§ Exercise prompt
Repeat every line below exactly, word for word.

[Start of Entries supplied]

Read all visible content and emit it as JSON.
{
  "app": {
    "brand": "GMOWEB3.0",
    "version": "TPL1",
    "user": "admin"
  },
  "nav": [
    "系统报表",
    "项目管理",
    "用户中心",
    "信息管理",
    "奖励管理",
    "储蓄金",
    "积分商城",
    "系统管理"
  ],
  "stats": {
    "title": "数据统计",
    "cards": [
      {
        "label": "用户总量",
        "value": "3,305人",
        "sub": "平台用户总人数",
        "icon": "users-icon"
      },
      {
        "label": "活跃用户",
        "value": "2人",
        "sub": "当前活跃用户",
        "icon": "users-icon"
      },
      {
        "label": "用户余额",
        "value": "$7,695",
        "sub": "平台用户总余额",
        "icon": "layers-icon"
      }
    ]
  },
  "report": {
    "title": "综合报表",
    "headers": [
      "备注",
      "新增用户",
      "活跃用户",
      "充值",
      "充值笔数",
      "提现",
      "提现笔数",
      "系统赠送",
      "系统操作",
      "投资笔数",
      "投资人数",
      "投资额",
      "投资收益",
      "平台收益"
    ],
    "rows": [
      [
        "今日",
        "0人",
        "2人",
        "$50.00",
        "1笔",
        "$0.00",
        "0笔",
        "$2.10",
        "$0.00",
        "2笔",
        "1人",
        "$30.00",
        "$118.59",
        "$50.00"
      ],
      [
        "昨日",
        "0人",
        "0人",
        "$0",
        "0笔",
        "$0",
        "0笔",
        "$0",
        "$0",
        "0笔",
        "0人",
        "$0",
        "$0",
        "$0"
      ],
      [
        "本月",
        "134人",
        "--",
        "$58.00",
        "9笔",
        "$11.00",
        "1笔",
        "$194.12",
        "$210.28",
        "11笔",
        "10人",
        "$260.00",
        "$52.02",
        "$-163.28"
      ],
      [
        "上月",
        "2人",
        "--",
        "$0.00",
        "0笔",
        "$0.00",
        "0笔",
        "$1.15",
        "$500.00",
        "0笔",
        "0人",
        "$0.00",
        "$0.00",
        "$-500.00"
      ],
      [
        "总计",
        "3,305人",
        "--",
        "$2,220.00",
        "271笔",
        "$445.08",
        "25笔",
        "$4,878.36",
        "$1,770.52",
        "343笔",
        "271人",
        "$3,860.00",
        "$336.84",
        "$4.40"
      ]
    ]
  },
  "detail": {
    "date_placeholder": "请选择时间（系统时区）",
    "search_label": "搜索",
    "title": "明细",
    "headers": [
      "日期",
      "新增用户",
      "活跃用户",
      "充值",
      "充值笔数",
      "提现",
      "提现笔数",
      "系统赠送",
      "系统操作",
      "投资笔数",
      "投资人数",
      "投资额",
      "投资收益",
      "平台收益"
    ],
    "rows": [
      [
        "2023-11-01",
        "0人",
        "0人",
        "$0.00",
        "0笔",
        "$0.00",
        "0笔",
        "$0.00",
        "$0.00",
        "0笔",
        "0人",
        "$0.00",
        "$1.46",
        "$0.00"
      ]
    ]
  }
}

[End of Entries supplied]

§ The response
Read all visible content and emit it as JSON.
{
  "app": {
    "brand": "GMOWEB3.0",
    "version": "TPL1",
    "user": "admin"
  },
  "nav": [
    "系统报表",
    "项目管理",
    "用户中心",
    "信息管理",
    "奖励管理",
    "储蓄金",
    "积分商城",
    "系统管理"
  ],
  "stats": {
    "title": "数据统计",
    "cards": [
      {
        "label": "用户总量",
        "value": "3,305人",
        "sub": "平台用户总人数",
        "icon": "users-icon"
      },
      {
        "label": "活跃用户",
        "value": "2人",
        "sub": "当前活跃用户",
        "icon": "users-icon"
      },
      {
        "label": "用户余额",
        "value": "$7,695",
        "sub": "平台用户总余额",
        "icon": "layers-icon"
      }
    ]
  },
  "report": {
    "title": "综合报表",
    "headers": [
      "备注",
      "新增用户",
      "活跃用户",
      "充值",
      "充值笔数",
      "提现",
      "提现笔数",
      "系统赠送",
      "系统操作",
      "投资笔数",
      "投资人数",
      "投资额",
      "投资收益",
      "平台收益"
    ],
    "rows": [
      [
        "今日",
        "0人",
        "2人",
        "$50.00",
        "1笔",
        "$0.00",
        "0笔",
        "$2.10",
        "$0.00",
        "2笔",
        "1人",
        "$30.00",
        "$118.59",
        "$50.00"
      ],
      [
        "昨日",
        "0人",
        "0人",
        "$0",
        "0笔",
        "$0",
        "0笔",
        "$0",
        "$0",
        "0笔",
        "0人",
        "$0",
        "$0",
        "$0"
      ],
      [
        "本月",
        "134人",
        "--",
        "$58.00",
        "9笔",
        "$11.00",
        "1笔",
        "$194.12",
        "$210.28",
        "11笔",
        "10人",
        "$260.00",
        "$52.02",
        "$-163.28"
      ],
      [
        "上月",
        "2人",
        "--",
        "$0.00",
        "0笔",
        "$0.00",
        "0笔",
        "$1.15",
        "$500.00",
        "0笔",
        "0人",
        "$0.00",
        "$0.00",
        "$-500.00"
      ],
      [
        "总计",
        "3,305人",
        "--",
        "$2,220.00",
        "271笔",
        "$445.08",
        "25笔",
        "$4,878.36",
        "$1,770.52",
        "343笔",
        "271人",
        "$3,860.00",
        "$336.84",
        "$4.40"
      ]
    ]
  },
  "detail": {
    "date_placeholder": "请选择时间（系统时区）",
    "search_label": "搜索",
    "title": "明细",
    "headers": [
      "日期",
      "新增用户",
      "活跃用户",
      "充值",
      "充值笔数",
      "提现",
      "提现笔数",
      "系统赠送",
      "系统操作",
      "投资笔数",
      "投资人数",
      "投资额",
      "投资收益",
      "平台收益"
    ],
    "rows": [
      [
        "2023-11-01",
        "0人",
        "0人",
        "$0.00",
        "0笔",
        "$0.00",
        "0笔",
        "$0.00",
        "$0.00",
        "0笔",
        "0人",
        "$0.00",
        "$1.46",
        "$0.00"
      ]
    ]
  }
}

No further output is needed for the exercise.